Task requirements: Reproduce only this part of the listing: the line with "Extract the chart's", plus every line after it through the last.

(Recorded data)

^^^^^^^^^^^^^^^^

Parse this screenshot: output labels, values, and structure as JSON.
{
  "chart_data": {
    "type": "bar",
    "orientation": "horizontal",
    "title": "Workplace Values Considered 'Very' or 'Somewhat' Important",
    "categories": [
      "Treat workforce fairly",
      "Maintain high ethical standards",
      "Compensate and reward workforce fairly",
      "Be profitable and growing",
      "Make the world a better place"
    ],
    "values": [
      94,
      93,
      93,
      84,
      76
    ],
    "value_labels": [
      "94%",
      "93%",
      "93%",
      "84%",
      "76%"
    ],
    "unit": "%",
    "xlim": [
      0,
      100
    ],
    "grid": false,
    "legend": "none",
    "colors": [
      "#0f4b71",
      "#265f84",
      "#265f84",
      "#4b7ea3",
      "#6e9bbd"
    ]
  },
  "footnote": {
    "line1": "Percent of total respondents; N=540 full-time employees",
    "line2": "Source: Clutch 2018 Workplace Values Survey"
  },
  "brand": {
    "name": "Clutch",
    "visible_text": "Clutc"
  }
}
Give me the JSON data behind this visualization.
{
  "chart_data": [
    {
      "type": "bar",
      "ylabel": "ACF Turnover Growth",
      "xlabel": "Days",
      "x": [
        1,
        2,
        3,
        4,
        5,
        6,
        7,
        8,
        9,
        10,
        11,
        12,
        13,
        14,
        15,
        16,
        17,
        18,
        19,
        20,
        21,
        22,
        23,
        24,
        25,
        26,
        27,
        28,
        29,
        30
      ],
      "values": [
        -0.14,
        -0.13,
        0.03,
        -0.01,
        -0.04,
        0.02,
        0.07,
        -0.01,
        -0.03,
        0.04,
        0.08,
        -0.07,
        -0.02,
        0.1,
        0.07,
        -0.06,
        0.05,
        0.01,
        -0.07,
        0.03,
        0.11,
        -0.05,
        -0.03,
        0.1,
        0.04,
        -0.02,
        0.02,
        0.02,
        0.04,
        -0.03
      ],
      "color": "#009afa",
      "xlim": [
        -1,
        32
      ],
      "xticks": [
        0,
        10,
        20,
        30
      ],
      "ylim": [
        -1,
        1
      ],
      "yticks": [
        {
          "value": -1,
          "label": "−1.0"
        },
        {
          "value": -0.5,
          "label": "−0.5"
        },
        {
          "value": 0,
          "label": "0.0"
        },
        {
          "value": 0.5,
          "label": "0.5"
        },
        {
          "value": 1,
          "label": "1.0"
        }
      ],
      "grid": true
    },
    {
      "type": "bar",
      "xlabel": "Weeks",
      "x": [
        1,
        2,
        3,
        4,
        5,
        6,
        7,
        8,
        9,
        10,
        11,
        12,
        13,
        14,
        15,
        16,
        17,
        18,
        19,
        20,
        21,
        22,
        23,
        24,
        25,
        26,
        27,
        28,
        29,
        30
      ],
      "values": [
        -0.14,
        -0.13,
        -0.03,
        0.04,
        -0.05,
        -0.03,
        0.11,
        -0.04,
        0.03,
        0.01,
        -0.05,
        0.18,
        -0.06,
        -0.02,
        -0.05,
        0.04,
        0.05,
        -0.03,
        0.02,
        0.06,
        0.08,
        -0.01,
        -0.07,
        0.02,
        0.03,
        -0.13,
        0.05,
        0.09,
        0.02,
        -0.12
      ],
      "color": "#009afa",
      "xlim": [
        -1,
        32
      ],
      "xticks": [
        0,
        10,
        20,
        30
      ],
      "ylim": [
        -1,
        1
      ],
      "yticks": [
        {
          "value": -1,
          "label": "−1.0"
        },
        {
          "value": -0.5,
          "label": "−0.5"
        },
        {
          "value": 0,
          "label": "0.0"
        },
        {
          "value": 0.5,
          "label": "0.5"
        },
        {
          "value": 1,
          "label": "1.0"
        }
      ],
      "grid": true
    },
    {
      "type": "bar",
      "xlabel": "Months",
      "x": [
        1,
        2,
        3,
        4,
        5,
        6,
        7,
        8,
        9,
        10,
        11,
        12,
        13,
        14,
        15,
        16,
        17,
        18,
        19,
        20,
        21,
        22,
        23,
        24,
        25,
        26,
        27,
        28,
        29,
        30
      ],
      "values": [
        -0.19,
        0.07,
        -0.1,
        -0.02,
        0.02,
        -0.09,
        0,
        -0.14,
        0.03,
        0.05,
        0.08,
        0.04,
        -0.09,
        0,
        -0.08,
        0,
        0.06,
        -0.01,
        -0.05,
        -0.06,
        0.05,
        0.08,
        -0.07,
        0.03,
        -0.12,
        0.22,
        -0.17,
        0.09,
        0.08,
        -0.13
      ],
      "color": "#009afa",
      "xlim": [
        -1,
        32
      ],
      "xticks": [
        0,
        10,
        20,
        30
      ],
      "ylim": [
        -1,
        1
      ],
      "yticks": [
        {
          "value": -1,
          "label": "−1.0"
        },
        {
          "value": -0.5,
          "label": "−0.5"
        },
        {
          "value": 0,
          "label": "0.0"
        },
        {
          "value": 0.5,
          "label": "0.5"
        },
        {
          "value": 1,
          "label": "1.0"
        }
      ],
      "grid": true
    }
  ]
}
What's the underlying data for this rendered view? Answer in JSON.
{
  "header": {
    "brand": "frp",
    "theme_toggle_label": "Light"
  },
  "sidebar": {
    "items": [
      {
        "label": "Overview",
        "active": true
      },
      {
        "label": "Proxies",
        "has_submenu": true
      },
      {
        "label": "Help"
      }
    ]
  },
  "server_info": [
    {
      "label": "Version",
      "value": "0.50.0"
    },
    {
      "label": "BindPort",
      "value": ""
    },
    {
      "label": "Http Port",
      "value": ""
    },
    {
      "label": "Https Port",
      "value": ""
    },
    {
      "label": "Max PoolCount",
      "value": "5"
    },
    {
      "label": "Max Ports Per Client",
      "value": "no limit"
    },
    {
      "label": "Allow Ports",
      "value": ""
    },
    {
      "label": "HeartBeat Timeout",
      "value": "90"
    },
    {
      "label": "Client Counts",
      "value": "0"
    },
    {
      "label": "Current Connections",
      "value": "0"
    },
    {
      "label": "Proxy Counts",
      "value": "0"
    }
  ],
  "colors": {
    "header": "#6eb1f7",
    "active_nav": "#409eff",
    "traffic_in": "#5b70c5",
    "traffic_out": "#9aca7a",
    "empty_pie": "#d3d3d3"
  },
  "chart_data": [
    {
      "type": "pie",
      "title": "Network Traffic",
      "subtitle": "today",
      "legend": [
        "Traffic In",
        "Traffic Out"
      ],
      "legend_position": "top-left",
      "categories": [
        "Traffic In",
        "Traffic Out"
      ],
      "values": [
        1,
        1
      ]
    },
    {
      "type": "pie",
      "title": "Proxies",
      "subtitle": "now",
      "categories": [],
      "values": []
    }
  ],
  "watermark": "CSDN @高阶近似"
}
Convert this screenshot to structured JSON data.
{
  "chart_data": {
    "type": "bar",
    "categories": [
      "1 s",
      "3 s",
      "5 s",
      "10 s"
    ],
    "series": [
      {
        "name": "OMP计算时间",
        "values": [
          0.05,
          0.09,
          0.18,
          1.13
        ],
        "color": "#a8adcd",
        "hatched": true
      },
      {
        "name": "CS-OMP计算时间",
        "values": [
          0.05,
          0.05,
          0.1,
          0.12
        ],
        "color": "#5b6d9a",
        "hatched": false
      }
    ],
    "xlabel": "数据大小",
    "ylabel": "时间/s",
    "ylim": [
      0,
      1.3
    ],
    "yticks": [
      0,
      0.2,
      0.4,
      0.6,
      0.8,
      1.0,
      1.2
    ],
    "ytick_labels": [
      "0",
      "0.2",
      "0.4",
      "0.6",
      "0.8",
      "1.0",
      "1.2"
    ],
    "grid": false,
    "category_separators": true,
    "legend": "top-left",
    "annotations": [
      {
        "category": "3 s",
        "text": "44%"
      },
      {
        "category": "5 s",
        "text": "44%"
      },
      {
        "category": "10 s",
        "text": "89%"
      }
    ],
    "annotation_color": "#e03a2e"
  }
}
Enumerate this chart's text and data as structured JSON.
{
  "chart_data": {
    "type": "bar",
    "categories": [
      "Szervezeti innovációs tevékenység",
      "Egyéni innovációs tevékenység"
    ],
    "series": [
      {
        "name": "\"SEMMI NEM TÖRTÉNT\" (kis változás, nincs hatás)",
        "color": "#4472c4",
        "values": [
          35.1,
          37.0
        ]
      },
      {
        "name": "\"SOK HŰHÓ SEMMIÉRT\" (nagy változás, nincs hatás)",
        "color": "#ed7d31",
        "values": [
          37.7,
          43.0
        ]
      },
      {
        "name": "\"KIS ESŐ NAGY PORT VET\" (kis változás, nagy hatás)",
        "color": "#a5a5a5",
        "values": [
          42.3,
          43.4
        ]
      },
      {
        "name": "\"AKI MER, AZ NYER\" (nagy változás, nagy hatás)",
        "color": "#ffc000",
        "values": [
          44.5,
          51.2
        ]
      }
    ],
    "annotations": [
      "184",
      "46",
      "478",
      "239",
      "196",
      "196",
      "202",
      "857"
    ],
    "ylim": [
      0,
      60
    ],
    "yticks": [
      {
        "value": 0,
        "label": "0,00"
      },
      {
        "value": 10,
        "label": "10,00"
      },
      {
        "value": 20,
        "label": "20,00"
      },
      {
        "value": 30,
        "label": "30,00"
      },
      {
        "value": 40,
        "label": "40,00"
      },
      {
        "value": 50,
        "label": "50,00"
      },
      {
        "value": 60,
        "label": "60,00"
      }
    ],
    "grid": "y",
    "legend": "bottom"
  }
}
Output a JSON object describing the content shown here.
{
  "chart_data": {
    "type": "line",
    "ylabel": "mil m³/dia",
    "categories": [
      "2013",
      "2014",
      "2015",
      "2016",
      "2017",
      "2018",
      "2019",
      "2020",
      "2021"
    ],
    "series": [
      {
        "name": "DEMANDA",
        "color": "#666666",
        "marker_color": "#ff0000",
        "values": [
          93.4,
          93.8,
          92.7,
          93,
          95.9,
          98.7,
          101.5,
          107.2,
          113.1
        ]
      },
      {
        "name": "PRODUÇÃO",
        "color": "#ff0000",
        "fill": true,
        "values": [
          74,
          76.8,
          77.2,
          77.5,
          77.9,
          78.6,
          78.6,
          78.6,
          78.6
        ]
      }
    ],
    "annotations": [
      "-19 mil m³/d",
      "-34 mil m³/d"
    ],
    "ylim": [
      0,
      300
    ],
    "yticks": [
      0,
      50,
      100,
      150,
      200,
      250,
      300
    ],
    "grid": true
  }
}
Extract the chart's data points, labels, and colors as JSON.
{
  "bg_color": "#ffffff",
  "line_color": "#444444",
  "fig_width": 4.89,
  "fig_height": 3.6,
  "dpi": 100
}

^^^^^^^^^^^^^^^^

Full output:
Extract the chart's data points, labels, and colors as JSON.
{
  "bg_color": "#ffffff",
  "line_color": "#444444",
  "fig_width": 4.89,
  "fig_height": 3.6,
  "dpi": 100
}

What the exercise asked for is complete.